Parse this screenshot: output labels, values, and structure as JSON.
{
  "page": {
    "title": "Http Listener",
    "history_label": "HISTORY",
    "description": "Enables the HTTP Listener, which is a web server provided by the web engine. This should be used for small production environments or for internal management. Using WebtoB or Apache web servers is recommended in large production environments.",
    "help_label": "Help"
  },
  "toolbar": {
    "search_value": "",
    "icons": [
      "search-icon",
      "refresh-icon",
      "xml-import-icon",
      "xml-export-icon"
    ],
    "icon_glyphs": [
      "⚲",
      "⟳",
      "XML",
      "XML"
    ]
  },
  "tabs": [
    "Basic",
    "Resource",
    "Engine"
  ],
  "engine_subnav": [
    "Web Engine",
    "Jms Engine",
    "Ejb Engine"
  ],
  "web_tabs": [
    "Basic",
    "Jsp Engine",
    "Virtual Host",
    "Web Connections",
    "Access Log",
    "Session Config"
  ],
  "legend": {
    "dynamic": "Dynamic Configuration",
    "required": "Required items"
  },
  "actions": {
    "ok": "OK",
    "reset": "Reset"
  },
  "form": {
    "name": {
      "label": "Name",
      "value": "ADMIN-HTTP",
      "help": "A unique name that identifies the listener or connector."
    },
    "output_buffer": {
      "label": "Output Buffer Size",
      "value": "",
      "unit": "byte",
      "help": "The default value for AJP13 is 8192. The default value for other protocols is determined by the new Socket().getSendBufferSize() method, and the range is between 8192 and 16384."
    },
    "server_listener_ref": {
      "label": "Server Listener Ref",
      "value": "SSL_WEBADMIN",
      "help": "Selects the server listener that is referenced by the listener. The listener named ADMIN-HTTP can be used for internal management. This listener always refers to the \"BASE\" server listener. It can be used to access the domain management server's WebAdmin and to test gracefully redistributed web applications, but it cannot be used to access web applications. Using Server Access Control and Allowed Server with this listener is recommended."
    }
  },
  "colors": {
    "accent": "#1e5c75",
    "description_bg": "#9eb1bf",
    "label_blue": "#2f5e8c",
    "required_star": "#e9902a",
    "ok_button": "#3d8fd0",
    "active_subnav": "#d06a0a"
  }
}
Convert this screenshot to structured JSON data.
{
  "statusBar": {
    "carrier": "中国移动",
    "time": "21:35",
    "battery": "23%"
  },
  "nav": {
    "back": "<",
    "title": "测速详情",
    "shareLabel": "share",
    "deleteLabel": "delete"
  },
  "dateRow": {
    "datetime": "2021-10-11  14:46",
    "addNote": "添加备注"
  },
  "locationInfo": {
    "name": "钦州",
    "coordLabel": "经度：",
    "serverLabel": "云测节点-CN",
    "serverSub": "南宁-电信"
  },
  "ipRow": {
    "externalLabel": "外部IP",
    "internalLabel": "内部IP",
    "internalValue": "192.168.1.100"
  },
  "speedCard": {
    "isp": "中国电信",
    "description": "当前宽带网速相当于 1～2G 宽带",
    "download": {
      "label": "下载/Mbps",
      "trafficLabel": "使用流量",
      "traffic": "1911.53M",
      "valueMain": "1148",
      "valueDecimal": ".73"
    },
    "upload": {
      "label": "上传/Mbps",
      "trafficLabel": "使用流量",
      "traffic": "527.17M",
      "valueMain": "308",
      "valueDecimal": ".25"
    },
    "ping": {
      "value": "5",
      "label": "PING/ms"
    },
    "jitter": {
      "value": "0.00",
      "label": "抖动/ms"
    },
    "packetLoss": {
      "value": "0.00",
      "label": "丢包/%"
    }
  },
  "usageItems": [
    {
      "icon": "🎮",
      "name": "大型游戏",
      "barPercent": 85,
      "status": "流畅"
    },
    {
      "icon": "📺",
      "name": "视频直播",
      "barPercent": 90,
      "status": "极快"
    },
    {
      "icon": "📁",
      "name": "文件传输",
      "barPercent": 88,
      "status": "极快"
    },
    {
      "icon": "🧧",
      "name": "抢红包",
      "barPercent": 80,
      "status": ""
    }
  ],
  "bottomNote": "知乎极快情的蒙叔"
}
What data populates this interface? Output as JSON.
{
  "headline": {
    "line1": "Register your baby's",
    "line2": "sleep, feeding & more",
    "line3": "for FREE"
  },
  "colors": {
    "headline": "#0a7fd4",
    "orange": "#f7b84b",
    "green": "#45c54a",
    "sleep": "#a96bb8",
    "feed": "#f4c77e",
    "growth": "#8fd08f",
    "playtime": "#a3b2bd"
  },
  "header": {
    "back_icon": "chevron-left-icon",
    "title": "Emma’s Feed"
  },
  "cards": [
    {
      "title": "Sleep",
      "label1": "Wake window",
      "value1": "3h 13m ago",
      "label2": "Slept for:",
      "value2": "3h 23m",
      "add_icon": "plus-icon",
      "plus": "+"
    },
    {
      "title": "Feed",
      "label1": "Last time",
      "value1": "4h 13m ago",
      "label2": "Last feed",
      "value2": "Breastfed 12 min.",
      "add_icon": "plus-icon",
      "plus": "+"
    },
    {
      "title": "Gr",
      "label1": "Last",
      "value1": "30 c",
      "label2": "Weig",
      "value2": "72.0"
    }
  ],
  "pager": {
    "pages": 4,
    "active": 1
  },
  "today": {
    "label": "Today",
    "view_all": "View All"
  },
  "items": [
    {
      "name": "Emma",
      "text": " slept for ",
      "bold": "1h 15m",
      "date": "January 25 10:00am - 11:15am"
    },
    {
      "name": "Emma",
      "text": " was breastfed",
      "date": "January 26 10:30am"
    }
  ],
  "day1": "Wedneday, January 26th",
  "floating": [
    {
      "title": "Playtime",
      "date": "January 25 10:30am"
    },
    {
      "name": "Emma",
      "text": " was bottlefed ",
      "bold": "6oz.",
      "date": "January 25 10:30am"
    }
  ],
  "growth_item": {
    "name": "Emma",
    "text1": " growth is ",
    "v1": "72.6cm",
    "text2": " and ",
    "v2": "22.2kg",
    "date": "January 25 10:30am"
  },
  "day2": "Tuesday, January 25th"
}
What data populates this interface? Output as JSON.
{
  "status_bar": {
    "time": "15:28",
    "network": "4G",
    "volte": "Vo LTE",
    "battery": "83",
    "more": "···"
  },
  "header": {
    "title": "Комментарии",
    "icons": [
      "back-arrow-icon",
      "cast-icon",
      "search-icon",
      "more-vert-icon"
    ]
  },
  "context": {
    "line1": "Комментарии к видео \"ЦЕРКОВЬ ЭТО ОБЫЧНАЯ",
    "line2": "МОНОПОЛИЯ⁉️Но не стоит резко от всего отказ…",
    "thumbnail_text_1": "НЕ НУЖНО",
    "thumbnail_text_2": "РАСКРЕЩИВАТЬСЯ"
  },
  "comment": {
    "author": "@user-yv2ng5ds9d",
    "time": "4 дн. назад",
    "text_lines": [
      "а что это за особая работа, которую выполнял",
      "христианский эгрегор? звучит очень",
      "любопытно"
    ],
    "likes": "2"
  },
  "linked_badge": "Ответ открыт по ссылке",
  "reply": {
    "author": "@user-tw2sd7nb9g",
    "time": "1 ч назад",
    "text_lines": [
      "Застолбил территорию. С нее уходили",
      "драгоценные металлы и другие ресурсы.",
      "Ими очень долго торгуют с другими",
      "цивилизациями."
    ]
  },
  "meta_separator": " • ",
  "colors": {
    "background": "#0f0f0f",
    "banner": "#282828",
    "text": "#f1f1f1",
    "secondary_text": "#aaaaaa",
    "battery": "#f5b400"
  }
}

REQUEST: Transcribe the material above in its entirety. Match it exactly.

RESULT BELOW:
Parse this screenshot: output labels, values, and structure as JSON.
{
  "page": {
    "title": "Http Listener",
    "history_label": "HISTORY",
    "description": "Enables the HTTP Listener, which is a web server provided by the web engine. This should be used for small production environments or for internal management. Using WebtoB or Apache web servers is recommended in large production environments.",
    "help_label": "Help"
  },
  "toolbar": {
    "search_value": "",
    "icons": [
      "search-icon",
      "refresh-icon",
      "xml-import-icon",
      "xml-export-icon"
    ],
    "icon_glyphs": [
      "⚲",
      "⟳",
      "XML",
      "XML"
    ]
  },
  "tabs": [
    "Basic",
    "Resource",
    "Engine"
  ],
  "engine_subnav": [
    "Web Engine",
    "Jms Engine",
    "Ejb Engine"
  ],
  "web_tabs": [
    "Basic",
    "Jsp Engine",
    "Virtual Host",
    "Web Connections",
    "Access Log",
    "Session Config"
  ],
  "legend": {
    "dynamic": "Dynamic Configuration",
    "required": "Required items"
  },
  "actions": {
    "ok": "OK",
    "reset": "Reset"
  },
  "form": {
    "name": {
      "label": "Name",
      "value": "ADMIN-HTTP",
      "help": "A unique name that identifies the listener or connector."
    },
    "output_buffer": {
      "label": "Output Buffer Size",
      "value": "",
      "unit": "byte",
      "help": "The default value for AJP13 is 8192. The default value for other protocols is determined by the new Socket().getSendBufferSize() method, and the range is between 8192 and 16384."
    },
    "server_listener_ref": {
      "label": "Server Listener Ref",
      "value": "SSL_WEBADMIN",
      "help": "Selects the server listener that is referenced by the listener. The listener named ADMIN-HTTP can be used for internal management. This listener always refers to the \"BASE\" server listener. It can be used to access the domain management server's WebAdmin and to test gracefully redistributed web applications, but it cannot be used to access web applications. Using Server Access Control and Allowed Server with this listener is recommended."
    }
  },
  "colors": {
    "accent": "#1e5c75",
    "description_bg": "#9eb1bf",
    "label_blue": "#2f5e8c",
    "required_star": "#e9902a",
    "ok_button": "#3d8fd0",
    "active_subnav": "#d06a0a"
  }
}
Convert this screenshot to structured JSON data.
{
  "statusBar": {
    "carrier": "中国移动",
    "time": "21:35",
    "battery": "23%"
  },
  "nav": {
    "back": "<",
    "title": "测速详情",
    "shareLabel": "share",
    "deleteLabel": "delete"
  },
  "dateRow": {
    "datetime": "2021-10-11  14:46",
    "addNote": "添加备注"
  },
  "locationInfo": {
    "name": "钦州",
    "coordLabel": "经度：",
    "serverLabel": "云测节点-CN",
    "serverSub": "南宁-电信"
  },
  "ipRow": {
    "externalLabel": "外部IP",
    "internalLabel": "内部IP",
    "internalValue": "192.168.1.100"
  },
  "speedCard": {
    "isp": "中国电信",
    "description": "当前宽带网速相当于 1～2G 宽带",
    "download": {
      "label": "下载/Mbps",
      "trafficLabel": "使用流量",
      "traffic": "1911.53M",
      "valueMain": "1148",
      "valueDecimal": ".73"
    },
    "upload": {
      "label": "上传/Mbps",
      "trafficLabel": "使用流量",
      "traffic": "527.17M",
      "valueMain": "308",
      "valueDecimal": ".25"
    },
    "ping": {
      "value": "5",
      "label": "PING/ms"
    },
    "jitter": {
      "value": "0.00",
      "label": "抖动/ms"
    },
    "packetLoss": {
      "value": "0.00",
      "label": "丢包/%"
    }
  },
  "usageItems": [
    {
      "icon": "🎮",
      "name": "大型游戏",
      "barPercent": 85,
      "status": "流畅"
    },
    {
      "icon": "📺",
      "name": "视频直播",
      "barPercent": 90,
      "status": "极快"
    },
    {
      "icon": "📁",
      "name": "文件传输",
      "barPercent": 88,
      "status": "极快"
    },
    {
      "icon": "🧧",
      "name": "抢红包",
      "barPercent": 80,
      "status": ""
    }
  ],
  "bottomNote": "知乎极快情的蒙叔"
}
What data populates this interface? Output as JSON.
{
  "headline": {
    "line1": "Register your baby's",
    "line2": "sleep, feeding & more",
    "line3": "for FREE"
  },
  "colors": {
    "headline": "#0a7fd4",
    "orange": "#f7b84b",
    "green": "#45c54a",
    "sleep": "#a96bb8",
    "feed": "#f4c77e",
    "growth": "#8fd08f",
    "playtime": "#a3b2bd"
  },
  "header": {
    "back_icon": "chevron-left-icon",
    "title": "Emma’s Feed"
  },
  "cards": [
    {
      "title": "Sleep",
      "label1": "Wake window",
      "value1": "3h 13m ago",
      "label2": "Slept for:",
      "value2": "3h 23m",
      "add_icon": "plus-icon",
      "plus": "+"
    },
    {
      "title": "Feed",
      "label1": "Last time",
      "value1": "4h 13m ago",
      "label2": "Last feed",
      "value2": "Breastfed 12 min.",
      "add_icon": "plus-icon",
      "plus": "+"
    },
    {
      "title": "Gr",
      "label1": "Last",
      "value1": "30 c",
      "label2": "Weig",
      "value2": "72.0"
    }
  ],
  "pager": {
    "pages": 4,
    "active": 1
  },
  "today": {
    "label": "Today",
    "view_all": "View All"
  },
  "items": [
    {
      "name": "Emma",
      "text": " slept for ",
      "bold": "1h 15m",
      "date": "January 25 10:00am - 11:15am"
    },
    {
      "name": "Emma",
      "text": " was breastfed",
      "date": "January 26 10:30am"
    }
  ],
  "day1": "Wedneday, January 26th",
  "floating": [
    {
      "title": "Playtime",
      "date": "January 25 10:30am"
    },
    {
      "name": "Emma",
      "text": " was bottlefed ",
      "bold": "6oz.",
      "date": "January 25 10:30am"
    }
  ],
  "growth_item": {
    "name": "Emma",
    "text1": " growth is ",
    "v1": "72.6cm",
    "text2": " and ",
    "v2": "22.2kg",
    "date": "January 25 10:30am"
  },
  "day2": "Tuesday, January 25th"
}
What data populates this interface? Output as JSON.
{
  "status_bar": {
    "time": "15:28",
    "network": "4G",
    "volte": "Vo LTE",
    "battery": "83",
    "more": "···"
  },
  "header": {
    "title": "Комментарии",
    "icons": [
      "back-arrow-icon",
      "cast-icon",
      "search-icon",
      "more-vert-icon"
    ]
  },
  "context": {
    "line1": "Комментарии к видео \"ЦЕРКОВЬ ЭТО ОБЫЧНАЯ",
    "line2": "МОНОПОЛИЯ⁉️Но не стоит резко от всего отказ…",
    "thumbnail_text_1": "НЕ НУЖНО",
    "thumbnail_text_2": "РАСКРЕЩИВАТЬСЯ"
  },
  "comment": {
    "author": "@user-yv2ng5ds9d",
    "time": "4 дн. назад",
    "text_lines": [
      "а что это за особая работа, которую выполнял",
      "христианский эгрегор? звучит очень",
      "любопытно"
    ],
    "likes": "2"
  },
  "linked_badge": "Ответ открыт по ссылке",
  "reply": {
    "author": "@user-tw2sd7nb9g",
    "time": "1 ч назад",
    "text_lines": [
      "Застолбил территорию. С нее уходили",
      "драгоценные металлы и другие ресурсы.",
      "Ими очень долго торгуют с другими",
      "цивилизациями."
    ]
  },
  "meta_separator": " • ",
  "colors": {
    "background": "#0f0f0f",
    "banner": "#282828",
    "text": "#f1f1f1",
    "secondary_text": "#aaaaaa",
    "battery": "#f5b400"
  }
}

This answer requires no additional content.